§ Problem description:
Where a line in the listing below contains the word "name", copy that line.

-*-*-

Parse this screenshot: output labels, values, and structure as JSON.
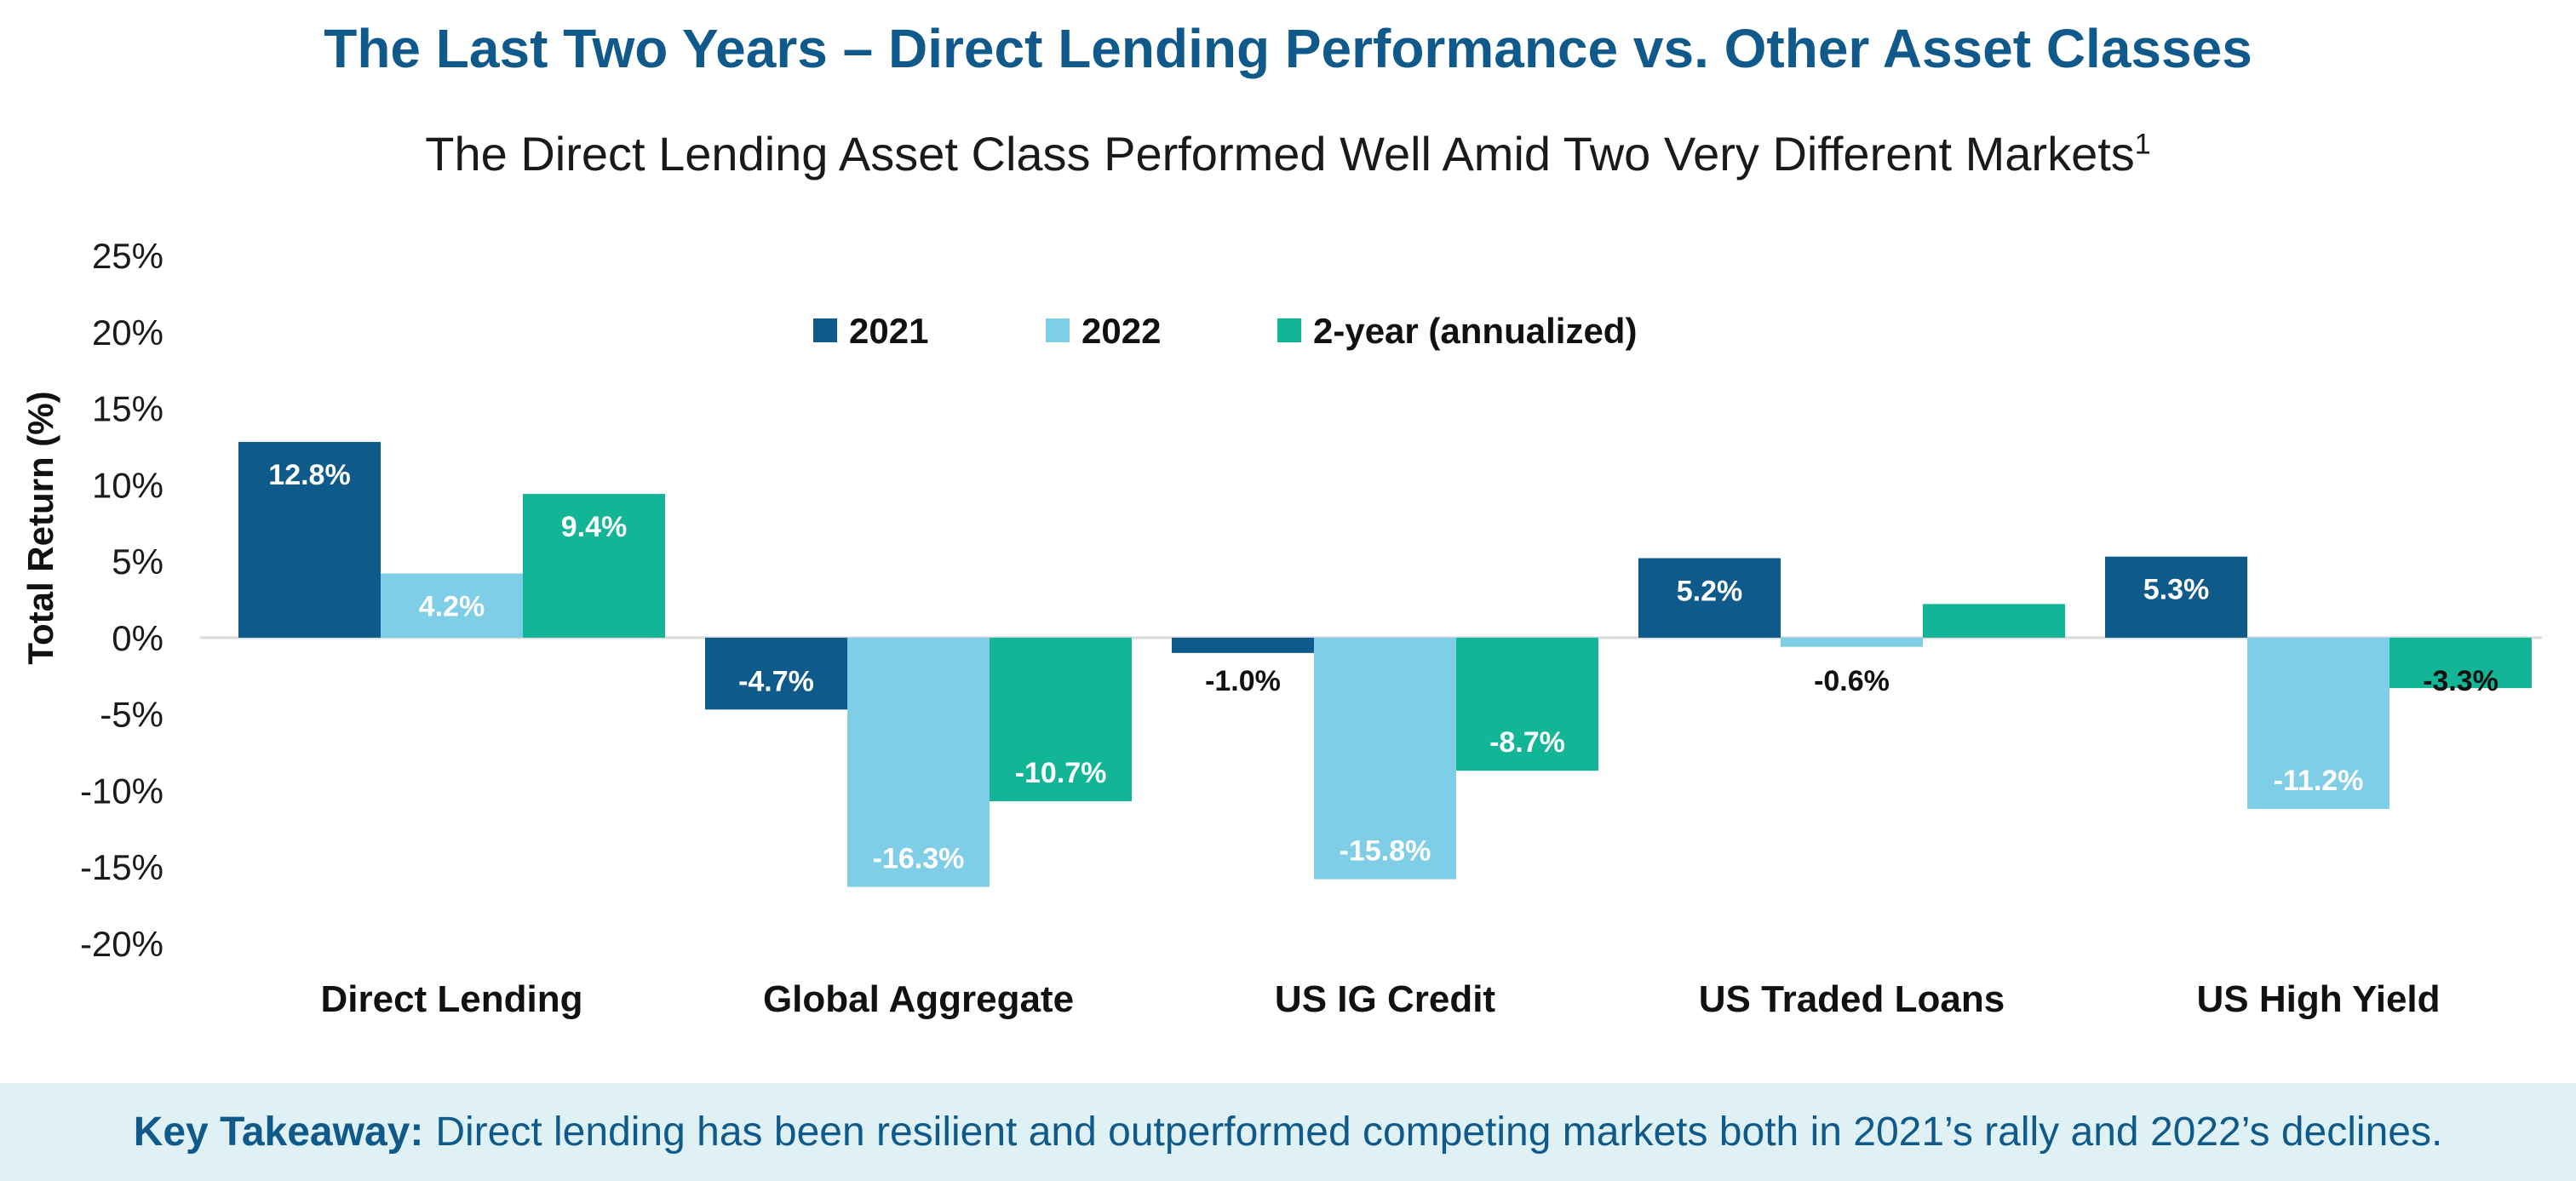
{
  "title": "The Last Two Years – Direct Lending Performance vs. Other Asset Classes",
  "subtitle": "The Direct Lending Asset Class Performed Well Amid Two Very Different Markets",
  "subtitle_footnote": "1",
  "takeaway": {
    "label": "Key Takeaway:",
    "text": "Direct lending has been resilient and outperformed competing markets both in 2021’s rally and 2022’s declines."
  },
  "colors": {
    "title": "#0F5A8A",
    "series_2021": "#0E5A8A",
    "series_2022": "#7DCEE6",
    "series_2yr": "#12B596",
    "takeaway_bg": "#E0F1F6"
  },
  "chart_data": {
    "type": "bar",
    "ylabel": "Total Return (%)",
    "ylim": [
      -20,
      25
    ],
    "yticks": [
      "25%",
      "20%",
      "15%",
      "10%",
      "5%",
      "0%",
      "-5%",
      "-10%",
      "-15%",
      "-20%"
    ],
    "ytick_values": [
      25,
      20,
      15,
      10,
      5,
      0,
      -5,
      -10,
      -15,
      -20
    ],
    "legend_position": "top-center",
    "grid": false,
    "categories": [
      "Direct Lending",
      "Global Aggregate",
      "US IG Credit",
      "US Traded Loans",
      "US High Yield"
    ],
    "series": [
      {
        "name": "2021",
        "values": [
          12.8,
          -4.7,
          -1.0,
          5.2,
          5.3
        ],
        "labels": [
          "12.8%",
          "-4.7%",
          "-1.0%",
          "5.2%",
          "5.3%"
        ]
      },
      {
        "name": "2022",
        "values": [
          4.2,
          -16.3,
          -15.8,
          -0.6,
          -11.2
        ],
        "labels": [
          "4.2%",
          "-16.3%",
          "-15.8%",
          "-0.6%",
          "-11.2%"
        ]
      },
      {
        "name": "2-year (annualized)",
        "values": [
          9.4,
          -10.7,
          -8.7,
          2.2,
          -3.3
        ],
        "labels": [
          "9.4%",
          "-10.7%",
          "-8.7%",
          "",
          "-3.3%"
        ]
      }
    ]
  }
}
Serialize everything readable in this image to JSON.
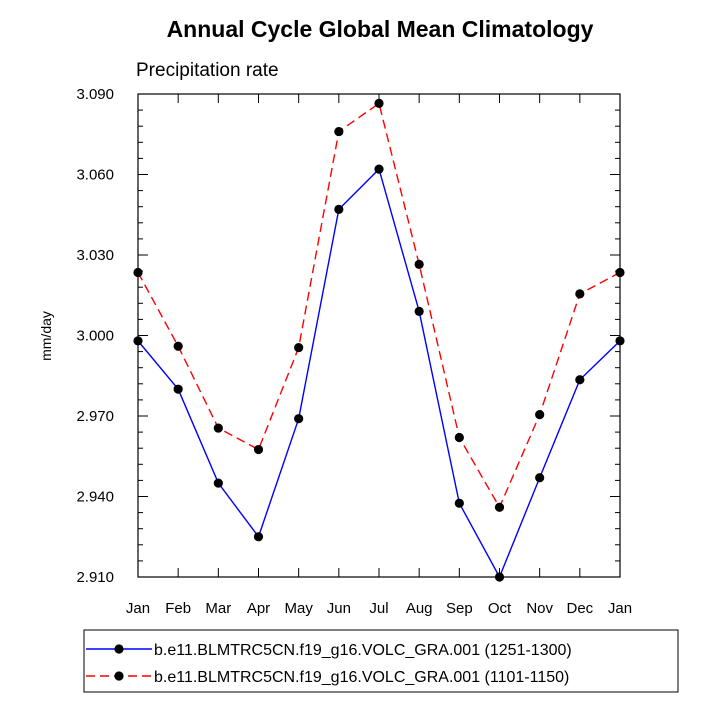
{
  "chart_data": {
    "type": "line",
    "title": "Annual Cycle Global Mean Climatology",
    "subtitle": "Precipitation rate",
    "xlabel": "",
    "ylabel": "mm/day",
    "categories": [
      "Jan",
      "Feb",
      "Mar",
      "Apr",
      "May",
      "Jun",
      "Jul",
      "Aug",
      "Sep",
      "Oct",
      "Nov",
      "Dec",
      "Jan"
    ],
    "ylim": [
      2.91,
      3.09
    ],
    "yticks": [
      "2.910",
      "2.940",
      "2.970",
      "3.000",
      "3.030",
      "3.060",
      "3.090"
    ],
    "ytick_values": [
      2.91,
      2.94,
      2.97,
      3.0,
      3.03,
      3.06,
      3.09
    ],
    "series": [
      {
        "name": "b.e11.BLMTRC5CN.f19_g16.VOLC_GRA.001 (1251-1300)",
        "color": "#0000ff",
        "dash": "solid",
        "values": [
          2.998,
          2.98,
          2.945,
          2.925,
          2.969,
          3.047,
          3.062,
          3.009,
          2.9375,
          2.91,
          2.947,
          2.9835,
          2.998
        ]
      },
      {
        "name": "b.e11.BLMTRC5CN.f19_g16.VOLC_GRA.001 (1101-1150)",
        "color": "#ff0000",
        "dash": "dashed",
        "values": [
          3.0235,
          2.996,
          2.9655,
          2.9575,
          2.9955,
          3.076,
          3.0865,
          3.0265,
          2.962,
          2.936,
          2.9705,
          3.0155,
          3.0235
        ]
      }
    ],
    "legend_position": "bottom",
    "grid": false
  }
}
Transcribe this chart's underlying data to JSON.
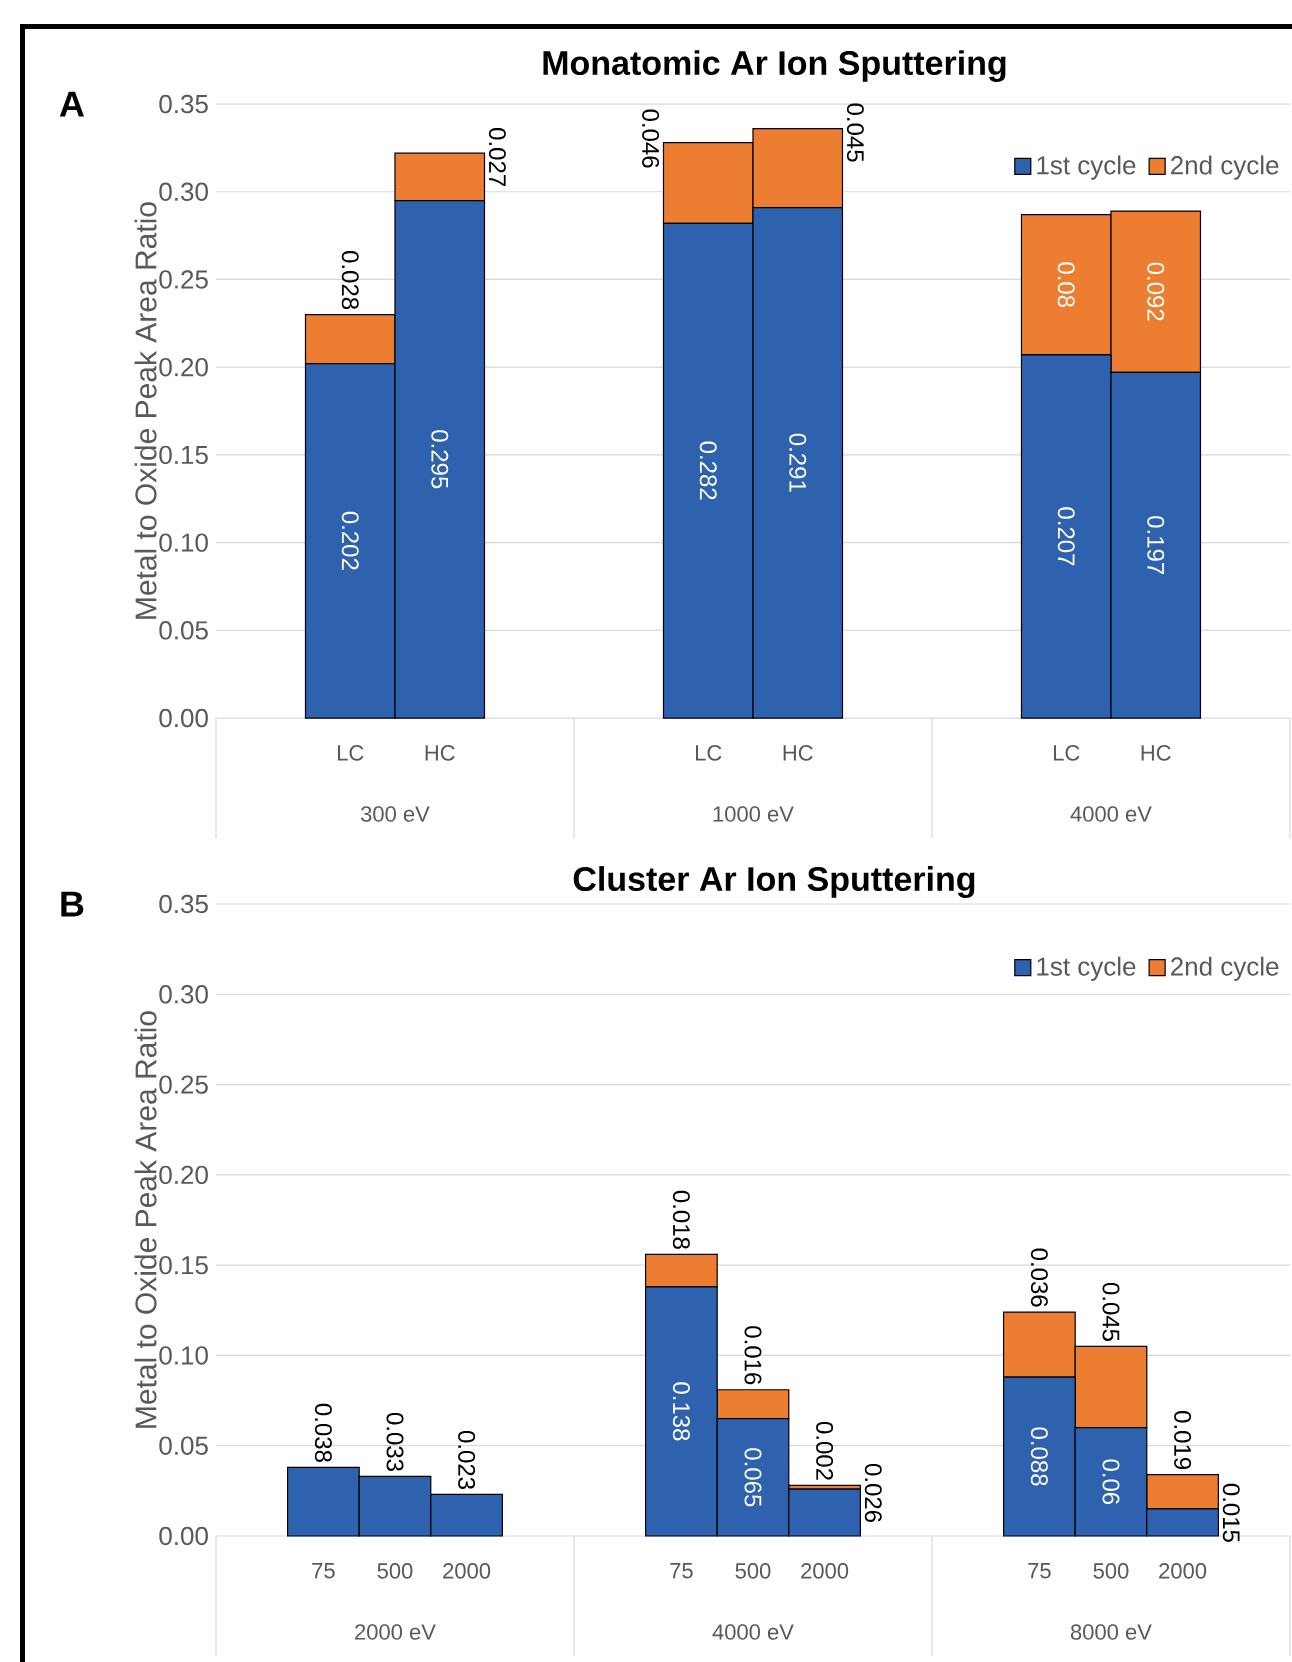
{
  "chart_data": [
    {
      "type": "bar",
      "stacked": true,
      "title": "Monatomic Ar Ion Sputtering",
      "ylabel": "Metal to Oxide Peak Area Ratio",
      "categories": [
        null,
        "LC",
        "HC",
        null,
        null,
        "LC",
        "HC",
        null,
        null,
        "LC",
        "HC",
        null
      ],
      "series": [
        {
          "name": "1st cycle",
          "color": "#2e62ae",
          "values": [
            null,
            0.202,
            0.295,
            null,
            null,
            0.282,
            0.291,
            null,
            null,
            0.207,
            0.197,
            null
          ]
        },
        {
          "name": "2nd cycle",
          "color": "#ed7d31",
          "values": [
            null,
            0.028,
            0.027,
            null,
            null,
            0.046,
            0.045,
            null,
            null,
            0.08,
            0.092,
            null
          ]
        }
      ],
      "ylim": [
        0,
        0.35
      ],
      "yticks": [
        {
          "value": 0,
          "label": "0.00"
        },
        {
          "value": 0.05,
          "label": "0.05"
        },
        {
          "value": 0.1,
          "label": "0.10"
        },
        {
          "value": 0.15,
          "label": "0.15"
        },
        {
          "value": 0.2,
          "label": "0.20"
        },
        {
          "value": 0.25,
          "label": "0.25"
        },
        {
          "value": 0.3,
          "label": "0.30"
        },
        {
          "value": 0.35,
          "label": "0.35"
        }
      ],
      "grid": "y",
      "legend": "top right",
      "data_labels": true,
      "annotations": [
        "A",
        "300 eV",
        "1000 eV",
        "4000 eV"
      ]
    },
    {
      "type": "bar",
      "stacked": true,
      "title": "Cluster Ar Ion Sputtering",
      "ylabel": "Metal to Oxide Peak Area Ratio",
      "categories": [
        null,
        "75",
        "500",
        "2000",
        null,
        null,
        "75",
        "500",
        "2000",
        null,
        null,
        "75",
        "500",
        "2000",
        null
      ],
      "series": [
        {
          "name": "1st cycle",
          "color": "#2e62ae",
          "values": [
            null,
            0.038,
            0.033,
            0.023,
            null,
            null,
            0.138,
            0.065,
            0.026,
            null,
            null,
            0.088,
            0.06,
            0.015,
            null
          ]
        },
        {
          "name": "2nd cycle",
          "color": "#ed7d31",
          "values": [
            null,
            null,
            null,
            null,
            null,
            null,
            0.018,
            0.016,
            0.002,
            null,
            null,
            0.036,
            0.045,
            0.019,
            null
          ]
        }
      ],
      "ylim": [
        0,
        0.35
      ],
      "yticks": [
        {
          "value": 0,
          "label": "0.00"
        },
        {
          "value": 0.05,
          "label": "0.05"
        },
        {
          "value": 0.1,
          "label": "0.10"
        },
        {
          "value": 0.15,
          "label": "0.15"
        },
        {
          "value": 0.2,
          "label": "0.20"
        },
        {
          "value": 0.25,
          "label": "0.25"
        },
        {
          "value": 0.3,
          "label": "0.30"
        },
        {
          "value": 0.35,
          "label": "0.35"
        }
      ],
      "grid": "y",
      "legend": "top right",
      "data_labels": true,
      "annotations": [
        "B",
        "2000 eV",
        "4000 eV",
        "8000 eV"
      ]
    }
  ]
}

-*-*-

§ Exercise response:
        "name": "2021",
        "name": "2022",
        "name": "2-year (annualized)",
        "name": "b.e11.BLMTRC5CN.f19_g16.VOLC_GRA.001 (1251-1300)",
        "name": "b.e11.BLMTRC5CN.f19_g16.VOLC_GRA.001 (1101-1150)",
          "name": "1st cycle",
          "name": "2nd cycle",
          "name": "1st cycle",
          "name": "2nd cycle",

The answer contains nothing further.